Aim of the exercise:
Restate the complete material exactly.

Records provided:

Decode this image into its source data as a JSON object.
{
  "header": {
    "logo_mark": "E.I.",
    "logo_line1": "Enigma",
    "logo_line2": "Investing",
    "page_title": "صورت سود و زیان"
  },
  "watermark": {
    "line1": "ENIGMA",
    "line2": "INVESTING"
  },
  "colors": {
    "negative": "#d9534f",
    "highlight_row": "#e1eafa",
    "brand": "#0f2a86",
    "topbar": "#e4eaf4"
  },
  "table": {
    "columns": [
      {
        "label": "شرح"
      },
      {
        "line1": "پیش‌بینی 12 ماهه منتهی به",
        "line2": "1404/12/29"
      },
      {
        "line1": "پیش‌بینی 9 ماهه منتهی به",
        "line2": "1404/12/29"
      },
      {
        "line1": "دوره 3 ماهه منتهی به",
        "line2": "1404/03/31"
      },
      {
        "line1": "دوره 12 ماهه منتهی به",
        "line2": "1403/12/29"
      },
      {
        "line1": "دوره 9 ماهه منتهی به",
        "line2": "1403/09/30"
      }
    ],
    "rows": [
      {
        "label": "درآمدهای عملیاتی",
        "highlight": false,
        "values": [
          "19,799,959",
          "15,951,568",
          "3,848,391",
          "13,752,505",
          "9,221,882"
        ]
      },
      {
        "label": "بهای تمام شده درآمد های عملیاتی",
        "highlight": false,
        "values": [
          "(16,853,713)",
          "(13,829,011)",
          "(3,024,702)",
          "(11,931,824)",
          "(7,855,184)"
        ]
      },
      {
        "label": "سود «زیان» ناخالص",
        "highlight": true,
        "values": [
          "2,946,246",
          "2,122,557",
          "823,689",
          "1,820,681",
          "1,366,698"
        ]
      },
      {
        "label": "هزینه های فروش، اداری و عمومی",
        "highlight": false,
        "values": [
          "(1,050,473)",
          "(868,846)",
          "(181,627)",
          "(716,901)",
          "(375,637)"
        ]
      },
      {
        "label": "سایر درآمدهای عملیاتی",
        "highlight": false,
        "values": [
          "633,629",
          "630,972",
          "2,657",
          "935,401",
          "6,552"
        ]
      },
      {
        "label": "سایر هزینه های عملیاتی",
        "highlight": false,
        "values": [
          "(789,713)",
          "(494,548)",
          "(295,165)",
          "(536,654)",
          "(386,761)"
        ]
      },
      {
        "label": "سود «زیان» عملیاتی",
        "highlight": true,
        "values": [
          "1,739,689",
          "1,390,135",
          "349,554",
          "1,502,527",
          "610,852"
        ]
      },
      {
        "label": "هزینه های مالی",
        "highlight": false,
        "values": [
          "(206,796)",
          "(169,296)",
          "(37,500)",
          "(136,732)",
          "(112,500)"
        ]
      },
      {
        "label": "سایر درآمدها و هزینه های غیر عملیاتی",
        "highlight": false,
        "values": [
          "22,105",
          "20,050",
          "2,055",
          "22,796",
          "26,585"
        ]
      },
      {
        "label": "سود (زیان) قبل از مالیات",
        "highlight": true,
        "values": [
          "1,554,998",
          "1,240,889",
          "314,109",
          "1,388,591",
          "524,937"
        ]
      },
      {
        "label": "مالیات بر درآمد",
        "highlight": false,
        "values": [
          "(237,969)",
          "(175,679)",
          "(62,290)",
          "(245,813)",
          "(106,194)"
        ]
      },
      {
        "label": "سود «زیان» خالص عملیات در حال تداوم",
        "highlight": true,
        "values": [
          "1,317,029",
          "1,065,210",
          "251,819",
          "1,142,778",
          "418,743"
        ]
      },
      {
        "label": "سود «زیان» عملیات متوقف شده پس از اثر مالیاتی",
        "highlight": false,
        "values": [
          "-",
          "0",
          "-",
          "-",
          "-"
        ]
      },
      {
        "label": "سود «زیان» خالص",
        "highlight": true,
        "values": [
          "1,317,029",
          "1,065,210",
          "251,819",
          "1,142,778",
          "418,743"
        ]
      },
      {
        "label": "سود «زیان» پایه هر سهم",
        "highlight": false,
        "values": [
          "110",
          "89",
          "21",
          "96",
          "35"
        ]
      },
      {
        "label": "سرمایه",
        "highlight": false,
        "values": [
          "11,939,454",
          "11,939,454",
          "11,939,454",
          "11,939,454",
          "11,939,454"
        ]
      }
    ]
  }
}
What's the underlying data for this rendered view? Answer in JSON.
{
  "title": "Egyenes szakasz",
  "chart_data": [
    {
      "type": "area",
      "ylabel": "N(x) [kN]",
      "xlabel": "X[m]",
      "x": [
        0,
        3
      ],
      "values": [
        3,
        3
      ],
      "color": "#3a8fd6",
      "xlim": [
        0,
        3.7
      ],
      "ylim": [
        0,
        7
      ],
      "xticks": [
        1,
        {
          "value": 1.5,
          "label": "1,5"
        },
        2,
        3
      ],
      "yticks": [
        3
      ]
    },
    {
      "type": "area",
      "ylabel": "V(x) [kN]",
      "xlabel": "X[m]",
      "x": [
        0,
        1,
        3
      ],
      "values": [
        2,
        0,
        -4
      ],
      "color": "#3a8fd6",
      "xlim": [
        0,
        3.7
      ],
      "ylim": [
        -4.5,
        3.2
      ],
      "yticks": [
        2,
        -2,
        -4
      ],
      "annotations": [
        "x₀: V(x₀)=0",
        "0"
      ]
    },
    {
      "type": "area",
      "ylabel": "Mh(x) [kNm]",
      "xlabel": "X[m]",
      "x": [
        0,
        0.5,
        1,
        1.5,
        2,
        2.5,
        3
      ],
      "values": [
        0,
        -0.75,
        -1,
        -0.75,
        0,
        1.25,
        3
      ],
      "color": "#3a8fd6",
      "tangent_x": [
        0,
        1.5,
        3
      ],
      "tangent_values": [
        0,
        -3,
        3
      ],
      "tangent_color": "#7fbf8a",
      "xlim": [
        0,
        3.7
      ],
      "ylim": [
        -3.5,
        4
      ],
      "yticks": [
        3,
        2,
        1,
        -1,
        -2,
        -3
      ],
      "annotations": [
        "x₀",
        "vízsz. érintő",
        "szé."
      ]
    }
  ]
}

Written solution:
Decode this image into its source data as a JSON object.
{
  "header": {
    "logo_mark": "E.I.",
    "logo_line1": "Enigma",
    "logo_line2": "Investing",
    "page_title": "صورت سود و زیان"
  },
  "watermark": {
    "line1": "ENIGMA",
    "line2": "INVESTING"
  },
  "colors": {
    "negative": "#d9534f",
    "highlight_row": "#e1eafa",
    "brand": "#0f2a86",
    "topbar": "#e4eaf4"
  },
  "table": {
    "columns": [
      {
        "label": "شرح"
      },
      {
        "line1": "پیش‌بینی 12 ماهه منتهی به",
        "line2": "1404/12/29"
      },
      {
        "line1": "پیش‌بینی 9 ماهه منتهی به",
        "line2": "1404/12/29"
      },
      {
        "line1": "دوره 3 ماهه منتهی به",
        "line2": "1404/03/31"
      },
      {
        "line1": "دوره 12 ماهه منتهی به",
        "line2": "1403/12/29"
      },
      {
        "line1": "دوره 9 ماهه منتهی به",
        "line2": "1403/09/30"
      }
    ],
    "rows": [
      {
        "label": "درآمدهای عملیاتی",
        "highlight": false,
        "values": [
          "19,799,959",
          "15,951,568",
          "3,848,391",
          "13,752,505",
          "9,221,882"
        ]
      },
      {
        "label": "بهای تمام شده درآمد های عملیاتی",
        "highlight": false,
        "values": [
          "(16,853,713)",
          "(13,829,011)",
          "(3,024,702)",
          "(11,931,824)",
          "(7,855,184)"
        ]
      },
      {
        "label": "سود «زیان» ناخالص",
        "highlight": true,
        "values": [
          "2,946,246",
          "2,122,557",
          "823,689",
          "1,820,681",
          "1,366,698"
        ]
      },
      {
        "label": "هزینه های فروش، اداری و عمومی",
        "highlight": false,
        "values": [
          "(1,050,473)",
          "(868,846)",
          "(181,627)",
          "(716,901)",
          "(375,637)"
        ]
      },
      {
        "label": "سایر درآمدهای عملیاتی",
        "highlight": false,
        "values": [
          "633,629",
          "630,972",
          "2,657",
          "935,401",
          "6,552"
        ]
      },
      {
        "label": "سایر هزینه های عملیاتی",
        "highlight": false,
        "values": [
          "(789,713)",
          "(494,548)",
          "(295,165)",
          "(536,654)",
          "(386,761)"
        ]
      },
      {
        "label": "سود «زیان» عملیاتی",
        "highlight": true,
        "values": [
          "1,739,689",
          "1,390,135",
          "349,554",
          "1,502,527",
          "610,852"
        ]
      },
      {
        "label": "هزینه های مالی",
        "highlight": false,
        "values": [
          "(206,796)",
          "(169,296)",
          "(37,500)",
          "(136,732)",
          "(112,500)"
        ]
      },
      {
        "label": "سایر درآمدها و هزینه های غیر عملیاتی",
        "highlight": false,
        "values": [
          "22,105",
          "20,050",
          "2,055",
          "22,796",
          "26,585"
        ]
      },
      {
        "label": "سود (زیان) قبل از مالیات",
        "highlight": true,
        "values": [
          "1,554,998",
          "1,240,889",
          "314,109",
          "1,388,591",
          "524,937"
        ]
      },
      {
        "label": "مالیات بر درآمد",
        "highlight": false,
        "values": [
          "(237,969)",
          "(175,679)",
          "(62,290)",
          "(245,813)",
          "(106,194)"
        ]
      },
      {
        "label": "سود «زیان» خالص عملیات در حال تداوم",
        "highlight": true,
        "values": [
          "1,317,029",
          "1,065,210",
          "251,819",
          "1,142,778",
          "418,743"
        ]
      },
      {
        "label": "سود «زیان» عملیات متوقف شده پس از اثر مالیاتی",
        "highlight": false,
        "values": [
          "-",
          "0",
          "-",
          "-",
          "-"
        ]
      },
      {
        "label": "سود «زیان» خالص",
        "highlight": true,
        "values": [
          "1,317,029",
          "1,065,210",
          "251,819",
          "1,142,778",
          "418,743"
        ]
      },
      {
        "label": "سود «زیان» پایه هر سهم",
        "highlight": false,
        "values": [
          "110",
          "89",
          "21",
          "96",
          "35"
        ]
      },
      {
        "label": "سرمایه",
        "highlight": false,
        "values": [
          "11,939,454",
          "11,939,454",
          "11,939,454",
          "11,939,454",
          "11,939,454"
        ]
      }
    ]
  }
}
What's the underlying data for this rendered view? Answer in JSON.
{
  "title": "Egyenes szakasz",
  "chart_data": [
    {
      "type": "area",
      "ylabel": "N(x) [kN]",
      "xlabel": "X[m]",
      "x": [
        0,
        3
      ],
      "values": [
        3,
        3
      ],
      "color": "#3a8fd6",
      "xlim": [
        0,
        3.7
      ],
      "ylim": [
        0,
        7
      ],
      "xticks": [
        1,
        {
          "value": 1.5,
          "label": "1,5"
        },
        2,
        3
      ],
      "yticks": [
        3
      ]
    },
    {
      "type": "area",
      "ylabel": "V(x) [kN]",
      "xlabel": "X[m]",
      "x": [
        0,
        1,
        3
      ],
      "values": [
        2,
        0,
        -4
      ],
      "color": "#3a8fd6",
      "xlim": [
        0,
        3.7
      ],
      "ylim": [
        -4.5,
        3.2
      ],
      "yticks": [
        2,
        -2,
        -4
      ],
      "annotations": [
        "x₀: V(x₀)=0",
        "0"
      ]
    },
    {
      "type": "area",
      "ylabel": "Mh(x) [kNm]",
      "xlabel": "X[m]",
      "x": [
        0,
        0.5,
        1,
        1.5,
        2,
        2.5,
        3
      ],
      "values": [
        0,
        -0.75,
        -1,
        -0.75,
        0,
        1.25,
        3
      ],
      "color": "#3a8fd6",
      "tangent_x": [
        0,
        1.5,
        3
      ],
      "tangent_values": [
        0,
        -3,
        3
      ],
      "tangent_color": "#7fbf8a",
      "xlim": [
        0,
        3.7
      ],
      "ylim": [
        -3.5,
        4
      ],
      "yticks": [
        3,
        2,
        1,
        -1,
        -2,
        -3
      ],
      "annotations": [
        "x₀",
        "vízsz. érintő",
        "szé."
      ]
    }
  ]
}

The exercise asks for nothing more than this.